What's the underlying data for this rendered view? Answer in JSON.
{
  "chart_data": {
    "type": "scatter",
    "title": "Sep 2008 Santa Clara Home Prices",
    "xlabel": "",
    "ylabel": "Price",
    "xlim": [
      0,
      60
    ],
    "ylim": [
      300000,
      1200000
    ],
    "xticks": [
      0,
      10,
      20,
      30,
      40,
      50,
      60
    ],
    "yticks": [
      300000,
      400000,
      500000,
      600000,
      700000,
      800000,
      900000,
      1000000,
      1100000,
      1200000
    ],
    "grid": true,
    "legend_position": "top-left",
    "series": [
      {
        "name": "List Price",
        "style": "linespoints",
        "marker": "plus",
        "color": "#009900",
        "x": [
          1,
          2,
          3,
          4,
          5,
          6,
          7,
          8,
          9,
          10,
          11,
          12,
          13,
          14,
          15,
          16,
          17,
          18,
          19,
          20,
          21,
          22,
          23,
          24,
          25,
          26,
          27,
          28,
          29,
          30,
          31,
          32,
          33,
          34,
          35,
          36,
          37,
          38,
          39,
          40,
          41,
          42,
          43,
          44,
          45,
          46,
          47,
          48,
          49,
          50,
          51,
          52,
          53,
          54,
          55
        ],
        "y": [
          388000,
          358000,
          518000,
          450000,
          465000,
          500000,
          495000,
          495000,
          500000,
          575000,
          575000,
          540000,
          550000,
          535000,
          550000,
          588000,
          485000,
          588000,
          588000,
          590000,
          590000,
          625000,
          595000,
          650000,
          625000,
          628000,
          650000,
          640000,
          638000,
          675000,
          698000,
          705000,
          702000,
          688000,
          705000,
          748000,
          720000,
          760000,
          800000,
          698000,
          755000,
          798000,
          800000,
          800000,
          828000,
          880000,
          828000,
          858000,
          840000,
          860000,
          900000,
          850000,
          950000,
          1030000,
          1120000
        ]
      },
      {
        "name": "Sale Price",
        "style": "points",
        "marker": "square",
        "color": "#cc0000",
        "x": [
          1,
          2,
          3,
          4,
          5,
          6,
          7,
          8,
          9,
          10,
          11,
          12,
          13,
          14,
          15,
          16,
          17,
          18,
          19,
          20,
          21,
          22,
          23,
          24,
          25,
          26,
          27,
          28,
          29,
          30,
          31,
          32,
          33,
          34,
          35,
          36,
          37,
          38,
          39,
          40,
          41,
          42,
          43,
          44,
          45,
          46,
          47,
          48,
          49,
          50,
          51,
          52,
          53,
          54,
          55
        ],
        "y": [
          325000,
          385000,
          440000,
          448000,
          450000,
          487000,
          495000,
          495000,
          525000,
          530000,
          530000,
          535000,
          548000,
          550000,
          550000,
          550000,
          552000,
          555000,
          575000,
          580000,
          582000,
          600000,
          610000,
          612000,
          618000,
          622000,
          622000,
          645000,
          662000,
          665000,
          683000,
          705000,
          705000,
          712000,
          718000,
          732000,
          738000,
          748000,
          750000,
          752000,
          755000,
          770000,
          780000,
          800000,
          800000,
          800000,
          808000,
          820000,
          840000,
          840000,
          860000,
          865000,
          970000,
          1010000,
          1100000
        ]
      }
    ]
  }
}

= = = =

• _Work to complete_
Retype every record above exactly as it appears.

• _Answer_
What's the underlying data for this rendered view? Answer in JSON.
{
  "chart_data": {
    "type": "scatter",
    "title": "Sep 2008 Santa Clara Home Prices",
    "xlabel": "",
    "ylabel": "Price",
    "xlim": [
      0,
      60
    ],
    "ylim": [
      300000,
      1200000
    ],
    "xticks": [
      0,
      10,
      20,
      30,
      40,
      50,
      60
    ],
    "yticks": [
      300000,
      400000,
      500000,
      600000,
      700000,
      800000,
      900000,
      1000000,
      1100000,
      1200000
    ],
    "grid": true,
    "legend_position": "top-left",
    "series": [
      {
        "name": "List Price",
        "style": "linespoints",
        "marker": "plus",
        "color": "#009900",
        "x": [
          1,
          2,
          3,
          4,
          5,
          6,
          7,
          8,
          9,
          10,
          11,
          12,
          13,
          14,
          15,
          16,
          17,
          18,
          19,
          20,
          21,
          22,
          23,
          24,
          25,
          26,
          27,
          28,
          29,
          30,
          31,
          32,
          33,
          34,
          35,
          36,
          37,
          38,
          39,
          40,
          41,
          42,
          43,
          44,
          45,
          46,
          47,
          48,
          49,
          50,
          51,
          52,
          53,
          54,
          55
        ],
        "y": [
          388000,
          358000,
          518000,
          450000,
          465000,
          500000,
          495000,
          495000,
          500000,
          575000,
          575000,
          540000,
          550000,
          535000,
          550000,
          588000,
          485000,
          588000,
          588000,
          590000,
          590000,
          625000,
          595000,
          650000,
          625000,
          628000,
          650000,
          640000,
          638000,
          675000,
          698000,
          705000,
          702000,
          688000,
          705000,
          748000,
          720000,
          760000,
          800000,
          698000,
          755000,
          798000,
          800000,
          800000,
          828000,
          880000,
          828000,
          858000,
          840000,
          860000,
          900000,
          850000,
          950000,
          1030000,
          1120000
        ]
      },
      {
        "name": "Sale Price",
        "style": "points",
        "marker": "square",
        "color": "#cc0000",
        "x": [
          1,
          2,
          3,
          4,
          5,
          6,
          7,
          8,
          9,
          10,
          11,
          12,
          13,
          14,
          15,
          16,
          17,
          18,
          19,
          20,
          21,
          22,
          23,
          24,
          25,
          26,
          27,
          28,
          29,
          30,
          31,
          32,
          33,
          34,
          35,
          36,
          37,
          38,
          39,
          40,
          41,
          42,
          43,
          44,
          45,
          46,
          47,
          48,
          49,
          50,
          51,
          52,
          53,
          54,
          55
        ],
        "y": [
          325000,
          385000,
          440000,
          448000,
          450000,
          487000,
          495000,
          495000,
          525000,
          530000,
          530000,
          535000,
          548000,
          550000,
          550000,
          550000,
          552000,
          555000,
          575000,
          580000,
          582000,
          600000,
          610000,
          612000,
          618000,
          622000,
          622000,
          645000,
          662000,
          665000,
          683000,
          705000,
          705000,
          712000,
          718000,
          732000,
          738000,
          748000,
          750000,
          752000,
          755000,
          770000,
          780000,
          800000,
          800000,
          800000,
          808000,
          820000,
          840000,
          840000,
          860000,
          865000,
          970000,
          1010000,
          1100000
        ]
      }
    ]
  }
}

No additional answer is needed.